● Raw records
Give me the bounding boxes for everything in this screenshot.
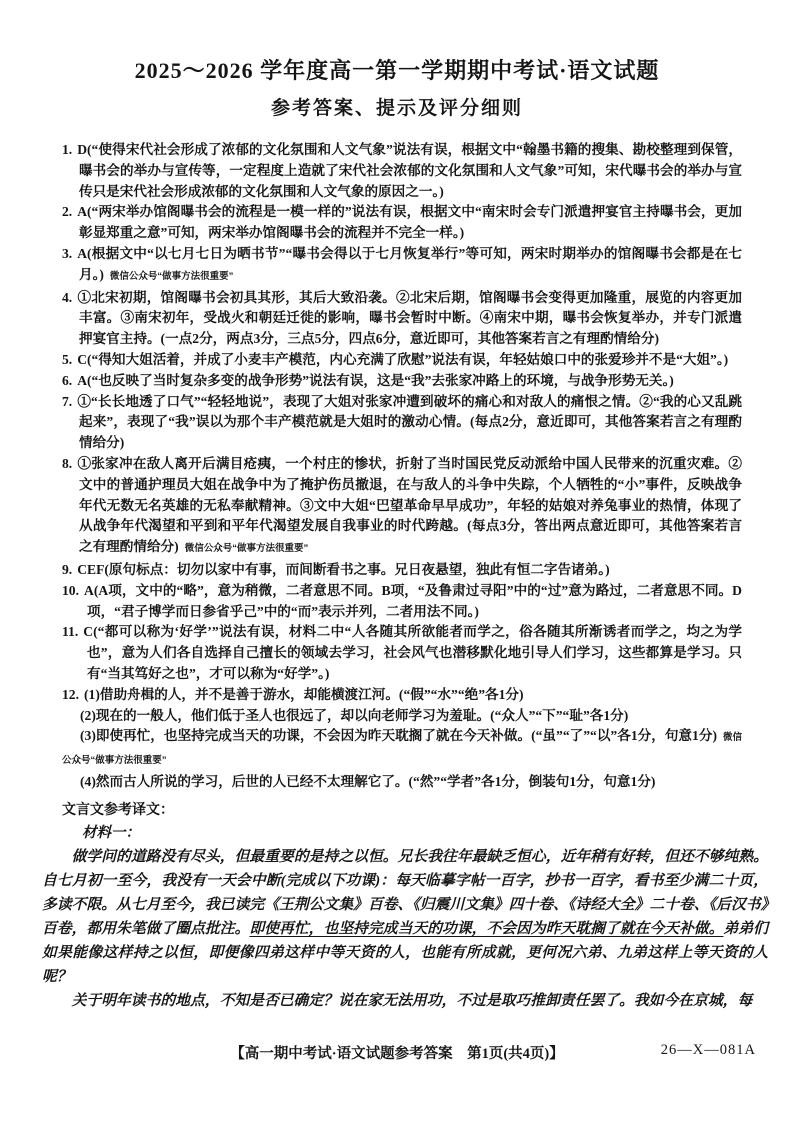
answer-item-6: [62, 371, 742, 392]
translation-paragraph-2: 关于明年读书的地点，不知是否已确定？说在家无法用功，不过是取巧推卸责任罢了。我如今在京城，每: [71, 992, 753, 1009]
answer-12-line-3: [62, 726, 742, 772]
translation-section: [42, 797, 768, 1013]
material-one-label: 材料一：: [82, 824, 140, 841]
answer-text: C(“都可以称为‘好学’”说法有误，材料二中“人各随其所欲能者而学之，俗各随其所渐诱者而学之，均之为学也”，意为人们各自选择自己擅长的领域去学习，社会风气也潜移默化地引导人们学习，这些都算是学习。只有“当其笃好之也”，才可以称为“好学”。): [83, 624, 742, 681]
answer-item-4: [62, 288, 742, 350]
wechat-watermark: 微信公众号“做事方法很重要”: [62, 732, 742, 767]
answer-text: A(“两宋举办馆阁曝书会的流程是一模一样的”说法有误，根据文中“南宋时会专门派遣押宴官主持曝书会，更加彰显郑重之意”可知，两宋举办馆阁曝书会的流程并不完全一样。): [77, 204, 742, 241]
wechat-watermark: 微信公众号“做事方法很重要”: [109, 270, 234, 282]
answer-number: 9.: [62, 561, 73, 577]
answer-text: A(“也反映了当时复杂多变的战争形势”说法有误，这是“我”去张家冲路上的环境，与战争形势无关。): [77, 372, 674, 388]
answer-item-8: [62, 454, 742, 560]
answer-12-line-1: [62, 685, 742, 706]
answer-number: 8.: [62, 455, 73, 471]
answer-text: (3)即使再忙，也坚持完成当天的功课，不会因为昨天耽搁了就在今天补做。(“虽”“了”“以”各1分，句意1分): [80, 728, 717, 744]
answer-text: ①北宋初期，馆阁曝书会初具其形，其后大致沿袭。②北宋后期，馆阁曝书会变得更加隆重，展览的内容更加丰富。③南宋初年，受战火和朝廷迁徙的影响，曝书会暂时中断。④南宋中期，曝书会恢复举办，并专门派遣押宴官主持。(一点2分，两点3分，三点5分，四点6分，意近即可，其他答案若言之有理酌情给分): [77, 289, 742, 347]
answer-item-5: [62, 350, 742, 371]
answer-text: (2)现在的一般人，他们低于圣人也很远了，却以向老师学习为羞耻。(“众人”“下”“耻”各1分): [80, 707, 629, 723]
answer-text: D(“使得宋代社会形成了浓郁的文化氛围和人文气象”说法有误，根据文中“翰墨书籍的搜集、勘校整理到保管，曝书会的举办与宣传等，一定程度上造就了宋代社会浓郁的文化氛围和人文气象”可知，宋代曝书会的举办与宣传只是宋代社会形成浓郁的文化氛围和人文气象的原因之一。): [77, 142, 742, 199]
answer-number: 12.: [62, 686, 79, 702]
paper-code: 26—X—081A: [660, 1042, 756, 1058]
answer-12-line-4: [62, 772, 742, 793]
answer-number: 7.: [62, 393, 73, 409]
answer-number: 6.: [62, 372, 73, 388]
page-content: [42, 140, 768, 1013]
answer-text: A(根据文中“以七月七日为晒书节”“曝书会得以于七月恢复举行”等可知，两宋时期举办的馆阁曝书会都是在七月。): [77, 245, 742, 282]
footer-title-and-page-number: 【高一期中考试·语文试题参考答案 第1页(共4页)】: [230, 1046, 564, 1062]
answer-item-3: [62, 244, 742, 288]
answer-item-1: [62, 140, 742, 202]
answer-text: CEF(原句标点：切勿以家中有事，而间断看书之事。兄日夜悬望，独此有恒二字告诸弟。): [77, 561, 610, 577]
answer-number: 11.: [62, 624, 79, 640]
answer-item-7: [62, 392, 742, 454]
answer-item-2: [62, 202, 742, 244]
translation-paragraph-1: [42, 845, 768, 989]
answer-text: (1)借助舟楫的人，并不是善于游水，却能横渡江河。(“假”“水”“绝”各1分): [84, 686, 524, 702]
answer-text: A(A项，文中的“略”，意为稍微，二者意思不同。B项，“及鲁肃过寻阳”中的“过”意为路过，二者意思不同。D项，“君子博学而日参省乎己”中的“而”表示并列，二者用法不同。): [84, 582, 742, 619]
answer-number: 3.: [62, 245, 73, 261]
answer-number: 5.: [62, 351, 73, 367]
page-title: 2025～2026 学年度高一第一学期期中考试·语文试题: [134, 58, 660, 83]
underlined-sentence: 即使再忙，也坚持完成当天的功课，不会因为昨天耽搁了就在今天补做。: [249, 920, 724, 937]
answer-item-10: [62, 581, 742, 623]
translation-text: 做学问的道路没有尽头，但最重要的是持之以恒。兄长我往年最缺乏恒心，近年稍有好转，但还不够纯熟。自七月初一至今，我没有一天会中断(完成以下功课)：每天临摹字帖一百字，抄书一百字，看书至少满二十页，多读不限。从七月至今，我已读完《王荆公文集》百卷、《归震川文集》四十卷、《诗经大全》二十卷、《后汉书》百卷，都用朱笔做了圈点批注。: [42, 848, 768, 937]
answer-number: 2.: [62, 204, 73, 220]
answer-text: ①张家冲在敌人离开后满目疮痍，一个村庄的惨状，折射了当时国民党反动派给中国人民带来的沉重灾难。②文中的普通护理员大姐在战争中为了掩护伤员撤退，在与敌人的斗争中失踪，个人牺牲的“小”事件，反映战争年代无数无名英雄的无私奉献精神。③文中大姐“巴望革命早早成功”，年轻的姑娘对养兔事业的热情，体现了从战争年代渴望和平到和平年代渴望发展自我事业的时代跨越。(每点3分，答出两点意近即可，其他答案若言之有理酌情给分): [77, 455, 742, 555]
answer-item-9: [62, 560, 742, 581]
wechat-watermark: 微信公众号“做事方法很重要”: [184, 543, 309, 555]
answer-12-line-2: [62, 706, 742, 727]
page-footer: [0, 1042, 794, 1063]
answer-text: (4)然而古人所说的学习，后世的人已经不太理解它了。(“然”“学者”各1分，倒装句1分，句意1分): [80, 773, 656, 789]
answer-number: 10.: [62, 582, 79, 598]
answer-text: ①“长长地透了口气”“轻轻地说”，表现了大姐对张家冲遭到破坏的痛心和对敌人的痛恨之情。②“我的心又乱跳起来”，表现了“我”误以为那个丰产模范就是大姐时的激动心情。(每点2分，意近即可，其他答案若言之有理酌情给分): [77, 393, 742, 451]
answer-number: 4.: [62, 289, 73, 305]
answers-list: [62, 140, 742, 793]
answer-text: C(“得知大姐活着，并成了小麦丰产模范，内心充满了欣慰”说法有误，年轻姑娘口中的张爱珍并不是“大姐”。): [77, 351, 729, 367]
answer-item-12: [62, 685, 742, 793]
page-subtitle: 参考答案、提示及评分细则: [270, 98, 523, 119]
translation-heading: 文言文参考译文：: [62, 800, 174, 817]
translation-text: 弟弟们如果能像这样持之以恒，即便像四弟这样中等天资的人，也能有所成就，更何况六弟、九弟这样上等天资的人呢？: [42, 920, 768, 985]
answer-number: 1.: [62, 142, 73, 157]
answer-item-11: [62, 622, 742, 684]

● The task
Return every line of the entries above unchanged, but leave out the pictures.

● Final answer
Give me the bounding boxes for everything in this screenshot.
answer-item-6: [62, 371, 742, 392]
translation-paragraph-2: 关于明年读书的地点，不知是否已确定？说在家无法用功，不过是取巧推卸责任罢了。我如今在京城，每: [71, 992, 753, 1009]
answer-12-line-3: [62, 726, 742, 772]
translation-section: [42, 797, 768, 1013]
material-one-label: 材料一：: [82, 824, 140, 841]
answer-text: C(“都可以称为‘好学’”说法有误，材料二中“人各随其所欲能者而学之，俗各随其所渐诱者而学之，均之为学也”，意为人们各自选择自己擅长的领域去学习，社会风气也潜移默化地引导人们学习，这些都算是学习。只有“当其笃好之也”，才可以称为“好学”。): [83, 624, 742, 681]
answer-item-4: [62, 288, 742, 350]
wechat-watermark: 微信公众号“做事方法很重要”: [62, 732, 742, 767]
answer-text: A(“两宋举办馆阁曝书会的流程是一模一样的”说法有误，根据文中“南宋时会专门派遣押宴官主持曝书会，更加彰显郑重之意”可知，两宋举办馆阁曝书会的流程并不完全一样。): [77, 204, 742, 241]
wechat-watermark: 微信公众号“做事方法很重要”: [109, 270, 234, 282]
answer-number: 9.: [62, 561, 73, 577]
answer-text: A(“也反映了当时复杂多变的战争形势”说法有误，这是“我”去张家冲路上的环境，与战争形势无关。): [77, 372, 674, 388]
answer-item-8: [62, 454, 742, 560]
answer-12-line-1: [62, 685, 742, 706]
answer-number: 8.: [62, 455, 73, 471]
answer-text: (3)即使再忙，也坚持完成当天的功课，不会因为昨天耽搁了就在今天补做。(“虽”“了”“以”各1分，句意1分): [80, 728, 717, 744]
answer-text: ①北宋初期，馆阁曝书会初具其形，其后大致沿袭。②北宋后期，馆阁曝书会变得更加隆重，展览的内容更加丰富。③南宋初年，受战火和朝廷迁徙的影响，曝书会暂时中断。④南宋中期，曝书会恢复举办，并专门派遣押宴官主持。(一点2分，两点3分，三点5分，四点6分，意近即可，其他答案若言之有理酌情给分): [77, 289, 742, 347]
answer-item-5: [62, 350, 742, 371]
answer-text: (2)现在的一般人，他们低于圣人也很远了，却以向老师学习为羞耻。(“众人”“下”“耻”各1分): [80, 707, 629, 723]
answer-text: D(“使得宋代社会形成了浓郁的文化氛围和人文气象”说法有误，根据文中“翰墨书籍的搜集、勘校整理到保管，曝书会的举办与宣传等，一定程度上造就了宋代社会浓郁的文化氛围和人文气象”可知，宋代曝书会的举办与宣传只是宋代社会形成浓郁的文化氛围和人文气象的原因之一。): [77, 142, 742, 199]
answer-number: 12.: [62, 686, 79, 702]
paper-code: 26—X—081A: [660, 1042, 756, 1058]
answer-12-line-4: [62, 772, 742, 793]
answer-number: 7.: [62, 393, 73, 409]
answer-number: 6.: [62, 372, 73, 388]
page-content: [42, 140, 768, 1013]
answer-text: A(根据文中“以七月七日为晒书节”“曝书会得以于七月恢复举行”等可知，两宋时期举办的馆阁曝书会都是在七月。): [77, 245, 742, 282]
footer-title-and-page-number: 【高一期中考试·语文试题参考答案 第1页(共4页)】: [230, 1046, 564, 1062]
answer-item-3: [62, 244, 742, 288]
answer-item-1: [62, 140, 742, 202]
answer-text: CEF(原句标点：切勿以家中有事，而间断看书之事。兄日夜悬望，独此有恒二字告诸弟。): [77, 561, 610, 577]
answer-number: 11.: [62, 624, 79, 640]
answer-item-7: [62, 392, 742, 454]
answer-item-2: [62, 202, 742, 244]
translation-paragraph-1: [42, 845, 768, 989]
answer-text: (1)借助舟楫的人，并不是善于游水，却能横渡江河。(“假”“水”“绝”各1分): [84, 686, 524, 702]
answer-text: A(A项，文中的“略”，意为稍微，二者意思不同。B项，“及鲁肃过寻阳”中的“过”意为路过，二者意思不同。D项，“君子博学而日参省乎己”中的“而”表示并列，二者用法不同。): [84, 582, 742, 619]
answer-number: 3.: [62, 245, 73, 261]
answer-number: 5.: [62, 351, 73, 367]
page-title: 2025～2026 学年度高一第一学期期中考试·语文试题: [134, 58, 660, 83]
underlined-sentence: 即使再忙，也坚持完成当天的功课，不会因为昨天耽搁了就在今天补做。: [249, 920, 724, 937]
answer-item-10: [62, 581, 742, 623]
translation-text: 做学问的道路没有尽头，但最重要的是持之以恒。兄长我往年最缺乏恒心，近年稍有好转，但还不够纯熟。自七月初一至今，我没有一天会中断(完成以下功课)：每天临摹字帖一百字，抄书一百字，看书至少满二十页，多读不限。从七月至今，我已读完《王荆公文集》百卷、《归震川文集》四十卷、《诗经大全》二十卷、《后汉书》百卷，都用朱笔做了圈点批注。: [42, 848, 768, 937]
answer-number: 2.: [62, 204, 73, 220]
answer-text: ①张家冲在敌人离开后满目疮痍，一个村庄的惨状，折射了当时国民党反动派给中国人民带来的沉重灾难。②文中的普通护理员大姐在战争中为了掩护伤员撤退，在与敌人的斗争中失踪，个人牺牲的“小”事件，反映战争年代无数无名英雄的无私奉献精神。③文中大姐“巴望革命早早成功”，年轻的姑娘对养兔事业的热情，体现了从战争年代渴望和平到和平年代渴望发展自我事业的时代跨越。(每点3分，答出两点意近即可，其他答案若言之有理酌情给分): [77, 455, 742, 555]
answer-item-9: [62, 560, 742, 581]
wechat-watermark: 微信公众号“做事方法很重要”: [184, 543, 309, 555]
answer-12-line-2: [62, 706, 742, 727]
page-footer: [0, 1042, 794, 1063]
answer-text: (4)然而古人所说的学习，后世的人已经不太理解它了。(“然”“学者”各1分，倒装句1分，句意1分): [80, 773, 656, 789]
answer-number: 10.: [62, 582, 79, 598]
answer-text: ①“长长地透了口气”“轻轻地说”，表现了大姐对张家冲遭到破坏的痛心和对敌人的痛恨之情。②“我的心又乱跳起来”，表现了“我”误以为那个丰产模范就是大姐时的激动心情。(每点2分，意近即可，其他答案若言之有理酌情给分): [77, 393, 742, 451]
answer-number: 4.: [62, 289, 73, 305]
answers-list: [62, 140, 742, 793]
answer-text: C(“得知大姐活着，并成了小麦丰产模范，内心充满了欣慰”说法有误，年轻姑娘口中的张爱珍并不是“大姐”。): [77, 351, 729, 367]
answer-item-12: [62, 685, 742, 793]
page-subtitle: 参考答案、提示及评分细则: [270, 98, 523, 119]
translation-heading: 文言文参考译文：: [62, 800, 174, 817]
translation-text: 弟弟们如果能像这样持之以恒，即便像四弟这样中等天资的人，也能有所成就，更何况六弟、九弟这样上等天资的人呢？: [42, 920, 768, 985]
answer-number: 1.: [62, 142, 73, 157]
answer-item-11: [62, 622, 742, 684]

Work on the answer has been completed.